»»

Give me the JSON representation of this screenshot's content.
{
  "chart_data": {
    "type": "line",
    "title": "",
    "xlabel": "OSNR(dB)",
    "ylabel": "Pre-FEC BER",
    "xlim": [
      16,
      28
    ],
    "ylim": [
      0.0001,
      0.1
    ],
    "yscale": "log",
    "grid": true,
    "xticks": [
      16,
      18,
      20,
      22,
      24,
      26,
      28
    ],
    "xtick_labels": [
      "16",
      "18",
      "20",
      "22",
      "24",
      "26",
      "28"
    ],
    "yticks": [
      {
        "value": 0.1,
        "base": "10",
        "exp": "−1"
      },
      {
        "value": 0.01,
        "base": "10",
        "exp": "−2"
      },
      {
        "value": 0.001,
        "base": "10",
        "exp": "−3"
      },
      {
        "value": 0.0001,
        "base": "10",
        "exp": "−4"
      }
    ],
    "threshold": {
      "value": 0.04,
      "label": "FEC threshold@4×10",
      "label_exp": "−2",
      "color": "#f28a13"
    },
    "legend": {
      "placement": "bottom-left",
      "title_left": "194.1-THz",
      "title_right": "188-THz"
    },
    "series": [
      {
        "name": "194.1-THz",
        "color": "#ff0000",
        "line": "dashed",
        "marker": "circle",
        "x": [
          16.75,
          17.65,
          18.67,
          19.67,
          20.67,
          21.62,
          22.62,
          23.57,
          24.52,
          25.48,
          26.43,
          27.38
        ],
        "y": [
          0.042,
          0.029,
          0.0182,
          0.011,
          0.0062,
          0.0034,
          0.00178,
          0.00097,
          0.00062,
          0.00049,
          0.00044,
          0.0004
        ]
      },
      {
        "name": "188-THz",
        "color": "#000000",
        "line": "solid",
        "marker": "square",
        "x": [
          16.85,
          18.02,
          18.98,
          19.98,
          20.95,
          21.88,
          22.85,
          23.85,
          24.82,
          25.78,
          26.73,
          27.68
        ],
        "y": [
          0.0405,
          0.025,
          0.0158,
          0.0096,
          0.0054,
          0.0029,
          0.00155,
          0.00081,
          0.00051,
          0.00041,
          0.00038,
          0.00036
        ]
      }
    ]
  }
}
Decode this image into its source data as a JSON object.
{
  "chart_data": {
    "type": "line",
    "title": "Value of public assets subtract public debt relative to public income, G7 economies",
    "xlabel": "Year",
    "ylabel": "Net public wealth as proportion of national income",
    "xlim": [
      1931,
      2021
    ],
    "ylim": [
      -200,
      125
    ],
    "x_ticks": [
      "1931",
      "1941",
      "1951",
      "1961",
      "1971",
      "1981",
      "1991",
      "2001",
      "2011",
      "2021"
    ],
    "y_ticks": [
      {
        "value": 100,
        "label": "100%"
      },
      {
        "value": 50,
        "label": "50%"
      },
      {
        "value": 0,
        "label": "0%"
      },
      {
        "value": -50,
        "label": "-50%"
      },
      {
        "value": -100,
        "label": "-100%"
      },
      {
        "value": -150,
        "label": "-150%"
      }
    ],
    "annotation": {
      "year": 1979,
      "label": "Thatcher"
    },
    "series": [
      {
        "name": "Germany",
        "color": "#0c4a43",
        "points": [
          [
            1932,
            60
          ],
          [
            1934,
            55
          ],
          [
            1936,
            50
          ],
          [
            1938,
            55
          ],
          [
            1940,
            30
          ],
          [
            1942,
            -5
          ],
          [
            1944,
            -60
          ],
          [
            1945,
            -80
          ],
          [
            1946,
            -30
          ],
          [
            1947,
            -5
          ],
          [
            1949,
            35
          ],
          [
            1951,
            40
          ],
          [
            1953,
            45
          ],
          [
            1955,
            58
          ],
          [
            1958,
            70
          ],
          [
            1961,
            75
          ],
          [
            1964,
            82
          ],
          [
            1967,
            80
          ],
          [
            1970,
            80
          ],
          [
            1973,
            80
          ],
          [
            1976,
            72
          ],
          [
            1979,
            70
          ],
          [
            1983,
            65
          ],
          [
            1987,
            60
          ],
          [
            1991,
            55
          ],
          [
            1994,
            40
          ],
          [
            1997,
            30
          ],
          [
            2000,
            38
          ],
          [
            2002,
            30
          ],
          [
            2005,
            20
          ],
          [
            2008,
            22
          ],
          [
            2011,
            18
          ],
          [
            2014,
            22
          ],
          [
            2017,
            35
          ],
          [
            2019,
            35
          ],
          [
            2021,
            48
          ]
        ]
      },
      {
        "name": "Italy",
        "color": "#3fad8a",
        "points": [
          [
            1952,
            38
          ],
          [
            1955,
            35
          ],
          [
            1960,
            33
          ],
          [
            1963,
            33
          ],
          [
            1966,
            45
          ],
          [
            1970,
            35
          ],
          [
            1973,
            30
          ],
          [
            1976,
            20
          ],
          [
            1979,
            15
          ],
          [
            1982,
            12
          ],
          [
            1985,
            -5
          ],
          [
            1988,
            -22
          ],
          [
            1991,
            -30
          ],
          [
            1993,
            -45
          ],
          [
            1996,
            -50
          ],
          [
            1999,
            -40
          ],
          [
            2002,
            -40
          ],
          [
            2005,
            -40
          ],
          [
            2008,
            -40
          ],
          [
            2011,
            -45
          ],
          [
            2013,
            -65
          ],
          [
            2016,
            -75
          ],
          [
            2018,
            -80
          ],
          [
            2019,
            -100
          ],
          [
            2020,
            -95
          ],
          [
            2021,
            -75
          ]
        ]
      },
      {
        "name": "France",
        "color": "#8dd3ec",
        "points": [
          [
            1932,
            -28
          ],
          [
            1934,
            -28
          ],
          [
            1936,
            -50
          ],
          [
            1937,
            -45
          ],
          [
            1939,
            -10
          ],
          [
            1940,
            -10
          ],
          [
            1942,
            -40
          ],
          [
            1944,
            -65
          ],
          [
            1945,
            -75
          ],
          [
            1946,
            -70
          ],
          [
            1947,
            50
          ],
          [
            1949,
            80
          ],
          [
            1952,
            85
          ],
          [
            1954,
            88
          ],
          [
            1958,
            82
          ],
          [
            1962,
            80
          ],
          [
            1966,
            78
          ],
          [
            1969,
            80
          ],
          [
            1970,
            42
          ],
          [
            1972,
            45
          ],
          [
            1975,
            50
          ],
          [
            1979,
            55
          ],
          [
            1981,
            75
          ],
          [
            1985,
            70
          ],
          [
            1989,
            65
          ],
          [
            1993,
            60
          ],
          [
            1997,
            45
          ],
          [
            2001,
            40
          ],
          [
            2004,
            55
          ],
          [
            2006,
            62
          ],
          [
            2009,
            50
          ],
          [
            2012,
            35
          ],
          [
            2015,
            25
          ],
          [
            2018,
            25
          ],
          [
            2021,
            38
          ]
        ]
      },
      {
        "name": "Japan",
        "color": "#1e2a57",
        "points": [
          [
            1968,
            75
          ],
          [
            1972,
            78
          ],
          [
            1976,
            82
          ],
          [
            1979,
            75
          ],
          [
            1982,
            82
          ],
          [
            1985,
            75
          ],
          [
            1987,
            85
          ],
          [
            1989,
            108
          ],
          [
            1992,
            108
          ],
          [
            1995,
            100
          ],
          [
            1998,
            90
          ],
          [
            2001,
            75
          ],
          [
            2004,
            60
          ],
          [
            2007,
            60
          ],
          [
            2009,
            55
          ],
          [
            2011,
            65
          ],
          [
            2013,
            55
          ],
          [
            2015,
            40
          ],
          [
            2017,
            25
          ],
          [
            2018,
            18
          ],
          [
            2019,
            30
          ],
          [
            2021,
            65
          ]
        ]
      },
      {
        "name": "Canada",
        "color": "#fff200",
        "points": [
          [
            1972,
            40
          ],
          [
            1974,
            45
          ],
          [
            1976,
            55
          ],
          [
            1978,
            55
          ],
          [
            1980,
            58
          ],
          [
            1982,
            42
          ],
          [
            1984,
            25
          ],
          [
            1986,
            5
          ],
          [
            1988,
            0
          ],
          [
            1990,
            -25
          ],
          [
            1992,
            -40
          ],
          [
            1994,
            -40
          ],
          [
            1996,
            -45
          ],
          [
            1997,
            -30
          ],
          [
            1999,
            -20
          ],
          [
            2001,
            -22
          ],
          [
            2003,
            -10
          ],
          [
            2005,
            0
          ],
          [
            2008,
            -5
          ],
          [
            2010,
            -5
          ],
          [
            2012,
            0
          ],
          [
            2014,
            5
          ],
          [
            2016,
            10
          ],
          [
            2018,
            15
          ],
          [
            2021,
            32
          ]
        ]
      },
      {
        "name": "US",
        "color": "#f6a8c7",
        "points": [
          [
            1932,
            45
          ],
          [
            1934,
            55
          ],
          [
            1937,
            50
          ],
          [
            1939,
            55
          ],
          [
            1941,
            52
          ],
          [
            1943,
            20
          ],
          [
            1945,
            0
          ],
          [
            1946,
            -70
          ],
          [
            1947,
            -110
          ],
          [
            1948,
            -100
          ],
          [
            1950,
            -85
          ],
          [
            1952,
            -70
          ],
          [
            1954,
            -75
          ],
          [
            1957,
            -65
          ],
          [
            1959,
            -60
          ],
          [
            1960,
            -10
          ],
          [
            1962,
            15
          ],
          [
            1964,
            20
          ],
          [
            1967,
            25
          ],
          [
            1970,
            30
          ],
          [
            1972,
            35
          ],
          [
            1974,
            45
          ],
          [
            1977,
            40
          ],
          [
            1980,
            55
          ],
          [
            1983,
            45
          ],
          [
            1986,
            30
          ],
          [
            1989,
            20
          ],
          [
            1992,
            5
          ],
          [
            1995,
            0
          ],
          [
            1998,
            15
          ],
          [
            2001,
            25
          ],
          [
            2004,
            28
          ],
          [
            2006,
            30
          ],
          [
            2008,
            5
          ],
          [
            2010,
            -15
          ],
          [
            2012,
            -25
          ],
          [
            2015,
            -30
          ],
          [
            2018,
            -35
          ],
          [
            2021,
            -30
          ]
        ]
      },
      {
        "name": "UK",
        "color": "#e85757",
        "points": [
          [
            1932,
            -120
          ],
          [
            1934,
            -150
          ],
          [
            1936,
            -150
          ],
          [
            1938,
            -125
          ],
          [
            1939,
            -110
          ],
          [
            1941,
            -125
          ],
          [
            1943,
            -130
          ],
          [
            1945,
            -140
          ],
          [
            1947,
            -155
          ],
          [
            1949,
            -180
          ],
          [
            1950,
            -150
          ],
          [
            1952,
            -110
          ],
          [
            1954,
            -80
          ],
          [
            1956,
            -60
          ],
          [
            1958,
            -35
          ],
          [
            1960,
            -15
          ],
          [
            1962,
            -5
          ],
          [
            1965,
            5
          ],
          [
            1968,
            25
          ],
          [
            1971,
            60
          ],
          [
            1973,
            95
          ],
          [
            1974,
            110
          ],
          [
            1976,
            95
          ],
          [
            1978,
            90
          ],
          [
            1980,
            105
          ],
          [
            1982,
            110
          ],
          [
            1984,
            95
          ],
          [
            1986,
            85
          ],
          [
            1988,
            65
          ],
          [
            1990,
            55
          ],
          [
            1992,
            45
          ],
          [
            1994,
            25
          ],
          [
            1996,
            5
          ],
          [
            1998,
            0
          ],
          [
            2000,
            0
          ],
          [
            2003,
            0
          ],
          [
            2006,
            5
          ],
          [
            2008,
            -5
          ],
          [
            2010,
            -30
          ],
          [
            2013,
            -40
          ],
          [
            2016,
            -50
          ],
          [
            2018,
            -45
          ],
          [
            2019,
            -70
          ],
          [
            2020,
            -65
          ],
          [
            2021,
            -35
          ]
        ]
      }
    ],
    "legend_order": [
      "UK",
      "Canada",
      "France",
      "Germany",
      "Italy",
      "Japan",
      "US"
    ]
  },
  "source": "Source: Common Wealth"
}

««

→ WRITTEN REQUEST: Using the listing above, state the number of lines that hold "public", with no other text.

→ SOLUTION: 2